CHALLENGE - Your task is to copy the listing exactly, with the pictures left out.

RECORDS SHOWN -
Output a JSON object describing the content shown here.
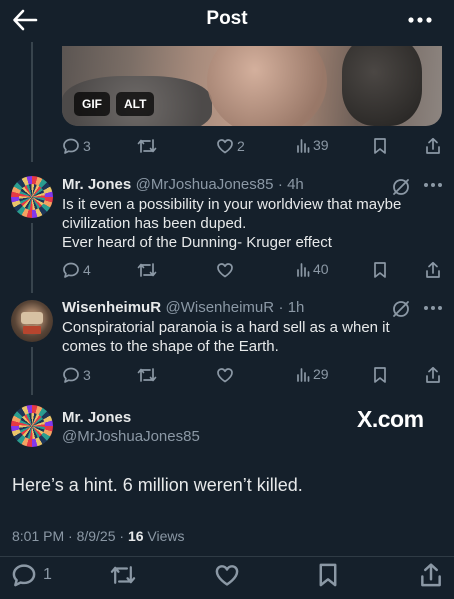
{
  "header": {
    "title": "Post",
    "back_icon": "arrow-left-icon",
    "more_icon": "more-dots-icon"
  },
  "media": {
    "badges": [
      "GIF",
      "ALT"
    ]
  },
  "media_actions": {
    "replies": "3",
    "reposts": "",
    "likes": "2",
    "views": "39"
  },
  "replies": [
    {
      "name": "Mr. Jones",
      "handle": "@MrJoshuaJones85",
      "time": "· 4h",
      "lines": [
        "Is it even a possibility in your worldview that maybe",
        "civilization has been duped.",
        "Ever heard of the Dunning- Kruger effect"
      ],
      "actions": {
        "replies": "4",
        "reposts": "",
        "likes": "",
        "views": "40"
      }
    },
    {
      "name": "WisenheimuR",
      "handle": "@WisenheimuR",
      "time": "· 1h",
      "lines": [
        "Conspiratorial paranoia is a hard sell as a when it",
        "comes to the shape of the Earth."
      ],
      "actions": {
        "replies": "3",
        "reposts": "",
        "likes": "",
        "views": "29"
      }
    }
  ],
  "main_post": {
    "name": "Mr. Jones",
    "handle": "@MrJoshuaJones85",
    "watermark": "X.com",
    "text": "Here’s a hint. 6 million weren’t killed.",
    "datetime": "8:01 PM · 8/9/25 · ",
    "views_count": "16",
    "views_label": " Views"
  },
  "bottom_actions": {
    "replies": "1"
  },
  "colors": {
    "background": "#15202b",
    "text": "#e7e9ea",
    "muted": "#8b98a5"
  }
}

WRITTEN RESPONSE -
Output a JSON object describing the content shown here.
{
  "header": {
    "title": "Post",
    "back_icon": "arrow-left-icon",
    "more_icon": "more-dots-icon"
  },
  "media": {
    "badges": [
      "GIF",
      "ALT"
    ]
  },
  "media_actions": {
    "replies": "3",
    "reposts": "",
    "likes": "2",
    "views": "39"
  },
  "replies": [
    {
      "name": "Mr. Jones",
      "handle": "@MrJoshuaJones85",
      "time": "· 4h",
      "lines": [
        "Is it even a possibility in your worldview that maybe",
        "civilization has been duped.",
        "Ever heard of the Dunning- Kruger effect"
      ],
      "actions": {
        "replies": "4",
        "reposts": "",
        "likes": "",
        "views": "40"
      }
    },
    {
      "name": "WisenheimuR",
      "handle": "@WisenheimuR",
      "time": "· 1h",
      "lines": [
        "Conspiratorial paranoia is a hard sell as a when it",
        "comes to the shape of the Earth."
      ],
      "actions": {
        "replies": "3",
        "reposts": "",
        "likes": "",
        "views": "29"
      }
    }
  ],
  "main_post": {
    "name": "Mr. Jones",
    "handle": "@MrJoshuaJones85",
    "watermark": "X.com",
    "text": "Here’s a hint. 6 million weren’t killed.",
    "datetime": "8:01 PM · 8/9/25 · ",
    "views_count": "16",
    "views_label": " Views"
  },
  "bottom_actions": {
    "replies": "1"
  },
  "colors": {
    "background": "#15202b",
    "text": "#e7e9ea",
    "muted": "#8b98a5"
  }
}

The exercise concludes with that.